▸ **Task objective**: Give all of the lines again exactly as they read.

▸ **Data records**:
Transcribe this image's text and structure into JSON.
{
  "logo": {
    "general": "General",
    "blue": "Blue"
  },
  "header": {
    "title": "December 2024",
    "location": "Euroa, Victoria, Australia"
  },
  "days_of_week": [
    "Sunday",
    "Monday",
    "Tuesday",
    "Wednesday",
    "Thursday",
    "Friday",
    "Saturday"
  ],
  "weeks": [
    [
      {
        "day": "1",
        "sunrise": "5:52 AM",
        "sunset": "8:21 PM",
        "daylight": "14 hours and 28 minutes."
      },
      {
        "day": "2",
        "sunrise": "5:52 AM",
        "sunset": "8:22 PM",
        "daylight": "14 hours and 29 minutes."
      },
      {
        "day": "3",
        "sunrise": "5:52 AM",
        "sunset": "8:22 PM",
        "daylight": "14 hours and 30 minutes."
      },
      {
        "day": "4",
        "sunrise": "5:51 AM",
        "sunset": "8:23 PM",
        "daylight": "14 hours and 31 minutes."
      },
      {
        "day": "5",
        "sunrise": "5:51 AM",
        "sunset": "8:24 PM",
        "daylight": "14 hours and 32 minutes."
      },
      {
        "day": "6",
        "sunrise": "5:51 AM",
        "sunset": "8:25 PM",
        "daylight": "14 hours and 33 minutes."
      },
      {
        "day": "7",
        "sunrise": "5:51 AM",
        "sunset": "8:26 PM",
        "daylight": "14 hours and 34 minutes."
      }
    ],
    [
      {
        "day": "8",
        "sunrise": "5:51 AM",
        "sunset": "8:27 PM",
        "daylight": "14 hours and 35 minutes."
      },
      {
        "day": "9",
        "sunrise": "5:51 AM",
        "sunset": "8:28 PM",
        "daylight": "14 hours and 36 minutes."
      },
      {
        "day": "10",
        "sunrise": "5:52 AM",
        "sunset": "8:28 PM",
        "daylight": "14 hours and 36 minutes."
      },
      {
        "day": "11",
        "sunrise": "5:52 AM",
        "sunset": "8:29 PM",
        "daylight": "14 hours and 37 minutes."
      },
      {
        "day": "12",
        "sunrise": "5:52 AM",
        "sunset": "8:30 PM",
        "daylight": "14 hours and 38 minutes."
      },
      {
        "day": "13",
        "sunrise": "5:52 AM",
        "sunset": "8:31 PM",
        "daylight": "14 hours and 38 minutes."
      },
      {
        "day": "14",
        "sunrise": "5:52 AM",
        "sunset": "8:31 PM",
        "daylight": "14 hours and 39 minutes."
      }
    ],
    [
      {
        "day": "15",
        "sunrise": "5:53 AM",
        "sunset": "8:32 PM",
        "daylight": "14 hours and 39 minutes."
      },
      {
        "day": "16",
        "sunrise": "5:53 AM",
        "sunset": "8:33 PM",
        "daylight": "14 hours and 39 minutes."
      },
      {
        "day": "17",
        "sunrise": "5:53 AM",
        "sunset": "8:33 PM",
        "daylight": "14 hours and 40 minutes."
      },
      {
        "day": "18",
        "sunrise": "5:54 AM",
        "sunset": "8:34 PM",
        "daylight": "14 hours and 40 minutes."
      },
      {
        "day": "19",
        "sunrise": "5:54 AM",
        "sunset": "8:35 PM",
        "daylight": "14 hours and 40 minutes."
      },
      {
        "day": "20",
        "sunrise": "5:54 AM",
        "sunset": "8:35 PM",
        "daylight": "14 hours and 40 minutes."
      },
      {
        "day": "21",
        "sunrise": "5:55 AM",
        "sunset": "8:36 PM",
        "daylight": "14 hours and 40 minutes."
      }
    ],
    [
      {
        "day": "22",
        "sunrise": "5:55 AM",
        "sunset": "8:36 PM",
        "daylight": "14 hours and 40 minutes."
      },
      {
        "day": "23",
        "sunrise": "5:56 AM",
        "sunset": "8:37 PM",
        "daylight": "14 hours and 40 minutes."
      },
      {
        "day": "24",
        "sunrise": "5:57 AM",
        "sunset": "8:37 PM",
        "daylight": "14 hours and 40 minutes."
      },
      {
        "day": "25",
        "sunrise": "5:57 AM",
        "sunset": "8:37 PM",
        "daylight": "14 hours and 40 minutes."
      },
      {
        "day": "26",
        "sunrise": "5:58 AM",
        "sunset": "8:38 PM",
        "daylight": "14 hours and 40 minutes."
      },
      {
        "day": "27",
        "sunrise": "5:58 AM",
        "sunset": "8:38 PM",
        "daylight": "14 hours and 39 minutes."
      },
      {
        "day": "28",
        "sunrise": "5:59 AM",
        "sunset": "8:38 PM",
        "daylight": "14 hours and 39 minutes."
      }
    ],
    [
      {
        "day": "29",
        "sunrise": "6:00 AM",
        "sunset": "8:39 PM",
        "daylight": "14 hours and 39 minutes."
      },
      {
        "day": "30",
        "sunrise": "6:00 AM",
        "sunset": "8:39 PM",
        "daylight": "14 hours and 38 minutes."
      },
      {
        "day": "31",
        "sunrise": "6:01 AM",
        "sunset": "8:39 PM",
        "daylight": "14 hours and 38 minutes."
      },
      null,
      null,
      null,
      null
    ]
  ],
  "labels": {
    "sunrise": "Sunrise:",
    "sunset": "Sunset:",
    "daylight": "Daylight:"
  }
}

▸ **Exercise response**:
Transcribe this image's text and structure into JSON.
{
  "logo": {
    "general": "General",
    "blue": "Blue"
  },
  "header": {
    "title": "December 2024",
    "location": "Euroa, Victoria, Australia"
  },
  "days_of_week": [
    "Sunday",
    "Monday",
    "Tuesday",
    "Wednesday",
    "Thursday",
    "Friday",
    "Saturday"
  ],
  "weeks": [
    [
      {
        "day": "1",
        "sunrise": "5:52 AM",
        "sunset": "8:21 PM",
        "daylight": "14 hours and 28 minutes."
      },
      {
        "day": "2",
        "sunrise": "5:52 AM",
        "sunset": "8:22 PM",
        "daylight": "14 hours and 29 minutes."
      },
      {
        "day": "3",
        "sunrise": "5:52 AM",
        "sunset": "8:22 PM",
        "daylight": "14 hours and 30 minutes."
      },
      {
        "day": "4",
        "sunrise": "5:51 AM",
        "sunset": "8:23 PM",
        "daylight": "14 hours and 31 minutes."
      },
      {
        "day": "5",
        "sunrise": "5:51 AM",
        "sunset": "8:24 PM",
        "daylight": "14 hours and 32 minutes."
      },
      {
        "day": "6",
        "sunrise": "5:51 AM",
        "sunset": "8:25 PM",
        "daylight": "14 hours and 33 minutes."
      },
      {
        "day": "7",
        "sunrise": "5:51 AM",
        "sunset": "8:26 PM",
        "daylight": "14 hours and 34 minutes."
      }
    ],
    [
      {
        "day": "8",
        "sunrise": "5:51 AM",
        "sunset": "8:27 PM",
        "daylight": "14 hours and 35 minutes."
      },
      {
        "day": "9",
        "sunrise": "5:51 AM",
        "sunset": "8:28 PM",
        "daylight": "14 hours and 36 minutes."
      },
      {
        "day": "10",
        "sunrise": "5:52 AM",
        "sunset": "8:28 PM",
        "daylight": "14 hours and 36 minutes."
      },
      {
        "day": "11",
        "sunrise": "5:52 AM",
        "sunset": "8:29 PM",
        "daylight": "14 hours and 37 minutes."
      },
      {
        "day": "12",
        "sunrise": "5:52 AM",
        "sunset": "8:30 PM",
        "daylight": "14 hours and 38 minutes."
      },
      {
        "day": "13",
        "sunrise": "5:52 AM",
        "sunset": "8:31 PM",
        "daylight": "14 hours and 38 minutes."
      },
      {
        "day": "14",
        "sunrise": "5:52 AM",
        "sunset": "8:31 PM",
        "daylight": "14 hours and 39 minutes."
      }
    ],
    [
      {
        "day": "15",
        "sunrise": "5:53 AM",
        "sunset": "8:32 PM",
        "daylight": "14 hours and 39 minutes."
      },
      {
        "day": "16",
        "sunrise": "5:53 AM",
        "sunset": "8:33 PM",
        "daylight": "14 hours and 39 minutes."
      },
      {
        "day": "17",
        "sunrise": "5:53 AM",
        "sunset": "8:33 PM",
        "daylight": "14 hours and 40 minutes."
      },
      {
        "day": "18",
        "sunrise": "5:54 AM",
        "sunset": "8:34 PM",
        "daylight": "14 hours and 40 minutes."
      },
      {
        "day": "19",
        "sunrise": "5:54 AM",
        "sunset": "8:35 PM",
        "daylight": "14 hours and 40 minutes."
      },
      {
        "day": "20",
        "sunrise": "5:54 AM",
        "sunset": "8:35 PM",
        "daylight": "14 hours and 40 minutes."
      },
      {
        "day": "21",
        "sunrise": "5:55 AM",
        "sunset": "8:36 PM",
        "daylight": "14 hours and 40 minutes."
      }
    ],
    [
      {
        "day": "22",
        "sunrise": "5:55 AM",
        "sunset": "8:36 PM",
        "daylight": "14 hours and 40 minutes."
      },
      {
        "day": "23",
        "sunrise": "5:56 AM",
        "sunset": "8:37 PM",
        "daylight": "14 hours and 40 minutes."
      },
      {
        "day": "24",
        "sunrise": "5:57 AM",
        "sunset": "8:37 PM",
        "daylight": "14 hours and 40 minutes."
      },
      {
        "day": "25",
        "sunrise": "5:57 AM",
        "sunset": "8:37 PM",
        "daylight": "14 hours and 40 minutes."
      },
      {
        "day": "26",
        "sunrise": "5:58 AM",
        "sunset": "8:38 PM",
        "daylight": "14 hours and 40 minutes."
      },
      {
        "day": "27",
        "sunrise": "5:58 AM",
        "sunset": "8:38 PM",
        "daylight": "14 hours and 39 minutes."
      },
      {
        "day": "28",
        "sunrise": "5:59 AM",
        "sunset": "8:38 PM",
        "daylight": "14 hours and 39 minutes."
      }
    ],
    [
      {
        "day": "29",
        "sunrise": "6:00 AM",
        "sunset": "8:39 PM",
        "daylight": "14 hours and 39 minutes."
      },
      {
        "day": "30",
        "sunrise": "6:00 AM",
        "sunset": "8:39 PM",
        "daylight": "14 hours and 38 minutes."
      },
      {
        "day": "31",
        "sunrise": "6:01 AM",
        "sunset": "8:39 PM",
        "daylight": "14 hours and 38 minutes."
      },
      null,
      null,
      null,
      null
    ]
  ],
  "labels": {
    "sunrise": "Sunrise:",
    "sunset": "Sunset:",
    "daylight": "Daylight:"
  }
}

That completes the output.